### [EXTRACTED ENTRIES]
>> Start
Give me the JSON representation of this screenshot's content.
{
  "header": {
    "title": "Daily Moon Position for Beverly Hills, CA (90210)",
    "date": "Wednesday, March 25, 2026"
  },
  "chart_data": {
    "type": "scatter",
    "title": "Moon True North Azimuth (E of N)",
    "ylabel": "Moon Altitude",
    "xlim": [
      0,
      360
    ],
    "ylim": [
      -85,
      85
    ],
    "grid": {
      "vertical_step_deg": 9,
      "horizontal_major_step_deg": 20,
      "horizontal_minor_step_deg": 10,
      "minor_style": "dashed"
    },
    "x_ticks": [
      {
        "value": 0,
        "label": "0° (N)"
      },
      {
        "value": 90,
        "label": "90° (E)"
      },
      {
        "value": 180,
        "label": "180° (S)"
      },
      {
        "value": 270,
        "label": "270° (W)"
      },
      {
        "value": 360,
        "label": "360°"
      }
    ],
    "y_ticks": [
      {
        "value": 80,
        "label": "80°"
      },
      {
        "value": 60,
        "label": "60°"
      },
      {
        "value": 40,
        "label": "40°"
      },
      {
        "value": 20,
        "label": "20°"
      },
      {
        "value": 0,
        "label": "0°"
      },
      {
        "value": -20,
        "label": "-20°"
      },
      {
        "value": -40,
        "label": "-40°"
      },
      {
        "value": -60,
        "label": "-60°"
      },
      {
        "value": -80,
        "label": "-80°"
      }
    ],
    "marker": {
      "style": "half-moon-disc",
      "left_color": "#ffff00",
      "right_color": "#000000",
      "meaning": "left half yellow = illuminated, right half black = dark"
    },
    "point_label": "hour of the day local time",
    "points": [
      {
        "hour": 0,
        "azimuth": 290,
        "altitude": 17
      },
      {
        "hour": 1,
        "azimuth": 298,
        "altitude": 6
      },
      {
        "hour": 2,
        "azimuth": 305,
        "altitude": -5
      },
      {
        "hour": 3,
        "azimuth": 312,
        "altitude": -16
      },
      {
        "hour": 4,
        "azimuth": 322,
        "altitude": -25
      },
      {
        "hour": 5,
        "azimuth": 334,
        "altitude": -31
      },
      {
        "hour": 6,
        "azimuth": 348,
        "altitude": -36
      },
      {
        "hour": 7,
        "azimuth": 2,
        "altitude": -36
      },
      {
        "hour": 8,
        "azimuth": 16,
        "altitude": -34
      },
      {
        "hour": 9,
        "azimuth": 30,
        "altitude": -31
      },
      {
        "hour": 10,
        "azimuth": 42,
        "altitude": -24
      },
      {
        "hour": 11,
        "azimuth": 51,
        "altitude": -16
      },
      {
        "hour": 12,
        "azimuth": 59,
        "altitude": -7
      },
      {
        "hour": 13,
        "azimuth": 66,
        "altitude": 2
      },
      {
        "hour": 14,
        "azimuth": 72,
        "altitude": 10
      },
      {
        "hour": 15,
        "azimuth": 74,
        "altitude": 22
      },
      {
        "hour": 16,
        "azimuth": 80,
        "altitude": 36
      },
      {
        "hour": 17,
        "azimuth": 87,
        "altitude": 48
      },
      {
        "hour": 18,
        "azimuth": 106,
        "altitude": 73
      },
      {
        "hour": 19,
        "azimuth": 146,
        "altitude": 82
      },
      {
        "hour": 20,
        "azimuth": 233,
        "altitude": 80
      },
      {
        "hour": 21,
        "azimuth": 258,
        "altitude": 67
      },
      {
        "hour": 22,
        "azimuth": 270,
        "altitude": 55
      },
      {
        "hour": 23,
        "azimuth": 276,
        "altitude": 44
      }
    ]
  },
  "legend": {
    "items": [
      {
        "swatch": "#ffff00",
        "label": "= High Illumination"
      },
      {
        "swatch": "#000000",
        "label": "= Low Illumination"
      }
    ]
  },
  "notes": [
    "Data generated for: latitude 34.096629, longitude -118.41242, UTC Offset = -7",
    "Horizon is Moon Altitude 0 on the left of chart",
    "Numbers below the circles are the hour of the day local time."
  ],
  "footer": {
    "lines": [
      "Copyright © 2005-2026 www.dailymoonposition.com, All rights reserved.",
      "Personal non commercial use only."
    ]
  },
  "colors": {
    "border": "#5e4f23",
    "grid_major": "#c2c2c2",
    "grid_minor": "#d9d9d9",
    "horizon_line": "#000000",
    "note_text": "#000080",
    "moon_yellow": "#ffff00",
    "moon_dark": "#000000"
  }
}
>> End
### [TASK DIRECTIONS]
Retype the records in full. Keep every line identical to the original.

### [REPLY TO THE TASK]
Give me the JSON representation of this screenshot's content.
{
  "header": {
    "title": "Daily Moon Position for Beverly Hills, CA (90210)",
    "date": "Wednesday, March 25, 2026"
  },
  "chart_data": {
    "type": "scatter",
    "title": "Moon True North Azimuth (E of N)",
    "ylabel": "Moon Altitude",
    "xlim": [
      0,
      360
    ],
    "ylim": [
      -85,
      85
    ],
    "grid": {
      "vertical_step_deg": 9,
      "horizontal_major_step_deg": 20,
      "horizontal_minor_step_deg": 10,
      "minor_style": "dashed"
    },
    "x_ticks": [
      {
        "value": 0,
        "label": "0° (N)"
      },
      {
        "value": 90,
        "label": "90° (E)"
      },
      {
        "value": 180,
        "label": "180° (S)"
      },
      {
        "value": 270,
        "label": "270° (W)"
      },
      {
        "value": 360,
        "label": "360°"
      }
    ],
    "y_ticks": [
      {
        "value": 80,
        "label": "80°"
      },
      {
        "value": 60,
        "label": "60°"
      },
      {
        "value": 40,
        "label": "40°"
      },
      {
        "value": 20,
        "label": "20°"
      },
      {
        "value": 0,
        "label": "0°"
      },
      {
        "value": -20,
        "label": "-20°"
      },
      {
        "value": -40,
        "label": "-40°"
      },
      {
        "value": -60,
        "label": "-60°"
      },
      {
        "value": -80,
        "label": "-80°"
      }
    ],
    "marker": {
      "style": "half-moon-disc",
      "left_color": "#ffff00",
      "right_color": "#000000",
      "meaning": "left half yellow = illuminated, right half black = dark"
    },
    "point_label": "hour of the day local time",
    "points": [
      {
        "hour": 0,
        "azimuth": 290,
        "altitude": 17
      },
      {
        "hour": 1,
        "azimuth": 298,
        "altitude": 6
      },
      {
        "hour": 2,
        "azimuth": 305,
        "altitude": -5
      },
      {
        "hour": 3,
        "azimuth": 312,
        "altitude": -16
      },
      {
        "hour": 4,
        "azimuth": 322,
        "altitude": -25
      },
      {
        "hour": 5,
        "azimuth": 334,
        "altitude": -31
      },
      {
        "hour": 6,
        "azimuth": 348,
        "altitude": -36
      },
      {
        "hour": 7,
        "azimuth": 2,
        "altitude": -36
      },
      {
        "hour": 8,
        "azimuth": 16,
        "altitude": -34
      },
      {
        "hour": 9,
        "azimuth": 30,
        "altitude": -31
      },
      {
        "hour": 10,
        "azimuth": 42,
        "altitude": -24
      },
      {
        "hour": 11,
        "azimuth": 51,
        "altitude": -16
      },
      {
        "hour": 12,
        "azimuth": 59,
        "altitude": -7
      },
      {
        "hour": 13,
        "azimuth": 66,
        "altitude": 2
      },
      {
        "hour": 14,
        "azimuth": 72,
        "altitude": 10
      },
      {
        "hour": 15,
        "azimuth": 74,
        "altitude": 22
      },
      {
        "hour": 16,
        "azimuth": 80,
        "altitude": 36
      },
      {
        "hour": 17,
        "azimuth": 87,
        "altitude": 48
      },
      {
        "hour": 18,
        "azimuth": 106,
        "altitude": 73
      },
      {
        "hour": 19,
        "azimuth": 146,
        "altitude": 82
      },
      {
        "hour": 20,
        "azimuth": 233,
        "altitude": 80
      },
      {
        "hour": 21,
        "azimuth": 258,
        "altitude": 67
      },
      {
        "hour": 22,
        "azimuth": 270,
        "altitude": 55
      },
      {
        "hour": 23,
        "azimuth": 276,
        "altitude": 44
      }
    ]
  },
  "legend": {
    "items": [
      {
        "swatch": "#ffff00",
        "label": "= High Illumination"
      },
      {
        "swatch": "#000000",
        "label": "= Low Illumination"
      }
    ]
  },
  "notes": [
    "Data generated for: latitude 34.096629, longitude -118.41242, UTC Offset = -7",
    "Horizon is Moon Altitude 0 on the left of chart",
    "Numbers below the circles are the hour of the day local time."
  ],
  "footer": {
    "lines": [
      "Copyright © 2005-2026 www.dailymoonposition.com, All rights reserved.",
      "Personal non commercial use only."
    ]
  },
  "colors": {
    "border": "#5e4f23",
    "grid_major": "#c2c2c2",
    "grid_minor": "#d9d9d9",
    "horizon_line": "#000000",
    "note_text": "#000080",
    "moon_yellow": "#ffff00",
    "moon_dark": "#000000"
  }
}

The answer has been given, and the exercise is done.